• _WORK TO COMPLETE_: Only the lines holding the string "θεσμός" are needed. Copy each one.
Begin RAW DATA
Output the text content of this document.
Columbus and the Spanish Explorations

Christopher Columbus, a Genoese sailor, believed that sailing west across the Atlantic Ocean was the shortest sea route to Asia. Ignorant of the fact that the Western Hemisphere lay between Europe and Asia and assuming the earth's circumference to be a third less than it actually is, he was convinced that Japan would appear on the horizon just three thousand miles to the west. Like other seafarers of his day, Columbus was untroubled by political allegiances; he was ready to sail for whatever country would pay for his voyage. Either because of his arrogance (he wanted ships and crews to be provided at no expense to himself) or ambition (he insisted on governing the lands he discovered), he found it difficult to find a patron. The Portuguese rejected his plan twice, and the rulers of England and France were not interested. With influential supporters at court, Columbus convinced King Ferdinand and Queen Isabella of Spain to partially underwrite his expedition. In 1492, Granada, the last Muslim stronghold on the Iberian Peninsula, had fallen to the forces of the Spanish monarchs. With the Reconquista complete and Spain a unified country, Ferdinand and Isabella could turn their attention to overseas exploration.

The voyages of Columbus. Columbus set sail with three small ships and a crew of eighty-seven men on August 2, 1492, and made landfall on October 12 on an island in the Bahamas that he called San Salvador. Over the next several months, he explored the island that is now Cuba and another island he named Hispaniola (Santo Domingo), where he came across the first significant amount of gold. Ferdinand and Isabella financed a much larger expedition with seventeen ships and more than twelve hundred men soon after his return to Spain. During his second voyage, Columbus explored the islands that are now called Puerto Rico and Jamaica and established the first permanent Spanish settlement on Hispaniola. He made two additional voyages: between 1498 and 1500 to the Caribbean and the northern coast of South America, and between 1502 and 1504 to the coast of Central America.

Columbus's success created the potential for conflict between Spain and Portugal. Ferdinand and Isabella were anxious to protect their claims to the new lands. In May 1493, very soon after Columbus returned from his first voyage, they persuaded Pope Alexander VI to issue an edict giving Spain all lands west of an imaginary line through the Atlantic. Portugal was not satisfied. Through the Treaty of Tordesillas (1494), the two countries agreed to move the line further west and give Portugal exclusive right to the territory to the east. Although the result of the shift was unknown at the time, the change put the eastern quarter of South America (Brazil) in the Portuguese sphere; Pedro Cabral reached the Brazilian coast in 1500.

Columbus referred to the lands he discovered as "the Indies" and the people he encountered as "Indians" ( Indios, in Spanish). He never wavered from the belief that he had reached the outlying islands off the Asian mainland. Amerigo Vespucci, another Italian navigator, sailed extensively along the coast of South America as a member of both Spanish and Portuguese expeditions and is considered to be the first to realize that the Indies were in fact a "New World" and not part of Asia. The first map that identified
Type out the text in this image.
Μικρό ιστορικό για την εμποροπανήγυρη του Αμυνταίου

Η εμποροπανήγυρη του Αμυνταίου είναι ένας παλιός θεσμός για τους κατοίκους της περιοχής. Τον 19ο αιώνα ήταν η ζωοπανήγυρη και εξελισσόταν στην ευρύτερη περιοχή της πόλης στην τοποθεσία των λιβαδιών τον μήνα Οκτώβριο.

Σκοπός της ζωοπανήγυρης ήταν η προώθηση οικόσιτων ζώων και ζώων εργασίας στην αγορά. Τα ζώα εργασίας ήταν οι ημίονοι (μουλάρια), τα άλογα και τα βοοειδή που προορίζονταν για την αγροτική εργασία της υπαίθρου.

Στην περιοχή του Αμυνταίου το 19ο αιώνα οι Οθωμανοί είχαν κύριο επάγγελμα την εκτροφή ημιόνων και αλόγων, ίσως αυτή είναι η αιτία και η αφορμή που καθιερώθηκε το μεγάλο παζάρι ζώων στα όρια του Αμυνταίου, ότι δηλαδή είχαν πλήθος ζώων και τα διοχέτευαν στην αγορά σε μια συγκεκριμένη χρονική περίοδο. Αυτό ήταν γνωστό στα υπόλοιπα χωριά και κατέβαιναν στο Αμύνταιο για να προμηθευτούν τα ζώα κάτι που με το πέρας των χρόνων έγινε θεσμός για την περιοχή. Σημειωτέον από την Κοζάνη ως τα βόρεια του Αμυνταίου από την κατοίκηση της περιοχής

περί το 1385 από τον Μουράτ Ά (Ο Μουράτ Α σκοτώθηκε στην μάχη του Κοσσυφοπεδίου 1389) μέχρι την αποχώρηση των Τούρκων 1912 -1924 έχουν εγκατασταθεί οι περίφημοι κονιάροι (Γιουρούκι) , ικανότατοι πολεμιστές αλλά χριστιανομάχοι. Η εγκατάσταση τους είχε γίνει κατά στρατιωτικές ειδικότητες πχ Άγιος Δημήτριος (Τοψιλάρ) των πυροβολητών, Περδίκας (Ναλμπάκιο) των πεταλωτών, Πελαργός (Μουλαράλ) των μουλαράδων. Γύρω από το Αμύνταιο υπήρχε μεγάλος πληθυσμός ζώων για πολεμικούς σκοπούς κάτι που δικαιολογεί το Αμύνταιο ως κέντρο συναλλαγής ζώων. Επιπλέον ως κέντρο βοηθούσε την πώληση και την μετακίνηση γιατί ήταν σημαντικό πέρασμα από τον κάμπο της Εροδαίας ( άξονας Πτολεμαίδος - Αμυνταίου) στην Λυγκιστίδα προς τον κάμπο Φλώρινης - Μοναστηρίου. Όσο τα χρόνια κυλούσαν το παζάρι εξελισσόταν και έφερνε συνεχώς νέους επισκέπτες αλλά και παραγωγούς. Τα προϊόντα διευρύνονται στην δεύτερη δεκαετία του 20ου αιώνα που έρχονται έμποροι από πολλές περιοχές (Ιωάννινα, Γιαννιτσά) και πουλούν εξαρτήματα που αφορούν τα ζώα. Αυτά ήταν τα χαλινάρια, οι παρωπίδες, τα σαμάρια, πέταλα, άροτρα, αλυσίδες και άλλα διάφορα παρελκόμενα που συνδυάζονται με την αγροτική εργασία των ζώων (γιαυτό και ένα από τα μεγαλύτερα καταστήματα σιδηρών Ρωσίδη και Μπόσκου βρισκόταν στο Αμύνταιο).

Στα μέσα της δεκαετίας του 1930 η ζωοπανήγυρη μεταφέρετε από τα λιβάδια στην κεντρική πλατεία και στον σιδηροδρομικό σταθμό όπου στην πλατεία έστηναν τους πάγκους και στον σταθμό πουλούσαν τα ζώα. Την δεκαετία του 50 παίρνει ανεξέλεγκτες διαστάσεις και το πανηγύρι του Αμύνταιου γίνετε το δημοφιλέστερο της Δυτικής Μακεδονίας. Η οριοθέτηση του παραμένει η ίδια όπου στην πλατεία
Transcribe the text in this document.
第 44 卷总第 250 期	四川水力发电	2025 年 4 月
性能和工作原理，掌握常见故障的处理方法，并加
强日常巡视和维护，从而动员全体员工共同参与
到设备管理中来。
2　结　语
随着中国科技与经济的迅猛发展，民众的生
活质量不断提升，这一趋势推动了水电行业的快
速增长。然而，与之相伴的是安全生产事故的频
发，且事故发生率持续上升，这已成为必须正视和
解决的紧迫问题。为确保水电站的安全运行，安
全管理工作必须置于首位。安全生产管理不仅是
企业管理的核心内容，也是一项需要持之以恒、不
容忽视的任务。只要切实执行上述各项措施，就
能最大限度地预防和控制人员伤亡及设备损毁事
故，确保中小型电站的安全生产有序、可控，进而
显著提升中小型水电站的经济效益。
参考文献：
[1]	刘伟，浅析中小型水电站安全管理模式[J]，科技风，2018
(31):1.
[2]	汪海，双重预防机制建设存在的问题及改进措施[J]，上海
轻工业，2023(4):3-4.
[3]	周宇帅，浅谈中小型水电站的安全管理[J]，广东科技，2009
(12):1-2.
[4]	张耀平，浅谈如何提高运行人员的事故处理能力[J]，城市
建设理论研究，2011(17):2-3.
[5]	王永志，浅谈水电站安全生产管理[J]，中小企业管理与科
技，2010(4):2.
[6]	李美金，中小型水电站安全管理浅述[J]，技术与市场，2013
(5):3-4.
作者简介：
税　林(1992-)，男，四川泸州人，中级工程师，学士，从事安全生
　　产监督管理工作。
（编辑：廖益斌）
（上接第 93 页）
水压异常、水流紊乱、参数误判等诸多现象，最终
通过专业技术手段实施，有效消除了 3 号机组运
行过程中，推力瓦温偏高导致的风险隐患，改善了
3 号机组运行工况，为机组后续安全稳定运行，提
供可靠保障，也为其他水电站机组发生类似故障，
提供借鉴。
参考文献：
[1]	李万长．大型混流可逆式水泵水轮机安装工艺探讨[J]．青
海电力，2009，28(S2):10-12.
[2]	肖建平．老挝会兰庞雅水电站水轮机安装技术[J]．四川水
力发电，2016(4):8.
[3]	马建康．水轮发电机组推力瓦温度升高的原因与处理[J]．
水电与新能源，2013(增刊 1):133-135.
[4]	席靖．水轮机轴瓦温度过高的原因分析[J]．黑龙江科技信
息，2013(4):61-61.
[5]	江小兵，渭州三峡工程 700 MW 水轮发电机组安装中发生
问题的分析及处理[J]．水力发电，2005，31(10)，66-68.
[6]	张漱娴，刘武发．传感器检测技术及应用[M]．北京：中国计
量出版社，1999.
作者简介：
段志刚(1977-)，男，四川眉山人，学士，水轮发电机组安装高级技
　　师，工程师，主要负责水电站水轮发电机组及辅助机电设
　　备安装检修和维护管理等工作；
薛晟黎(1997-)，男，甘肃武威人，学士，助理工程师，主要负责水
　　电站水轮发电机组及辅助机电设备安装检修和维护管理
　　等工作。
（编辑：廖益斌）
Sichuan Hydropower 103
End RAW DATA
• _FINISHED EXERCISE_:
Η εμποροπανήγυρη του Αμυνταίου είναι ένας παλιός θεσμός για τους κατοίκους της περιοχής. Τον 19ο αιώνα ήταν η ζωοπανήγυρη και εξελισσόταν στην ευρύτερη περιοχή της πόλης στην τοποθεσία των λιβαδιών τον μήνα Οκτώβριο.
Στην περιοχή του Αμυνταίου το 19ο αιώνα οι Οθωμανοί είχαν κύριο επάγγελμα την εκτροφή ημιόνων και αλόγων, ίσως αυτή είναι η αιτία και η αφορμή που καθιερώθηκε το μεγάλο παζάρι ζώων στα όρια του Αμυνταίου, ότι δηλαδή είχαν πλήθος ζώων και τα διοχέτευαν στην αγορά σε μια συγκεκριμένη χρονική περίοδο. Αυτό ήταν γνωστό στα υπόλοιπα χωριά και κατέβαιναν στο Αμύνταιο για να προμηθευτούν τα ζώα κάτι που με το πέρας των χρόνων έγινε θεσμός για την περιοχή. Σημειωτέον από την Κοζάνη ως τα βόρεια του Αμυνταίου από την κατοίκηση της περιοχής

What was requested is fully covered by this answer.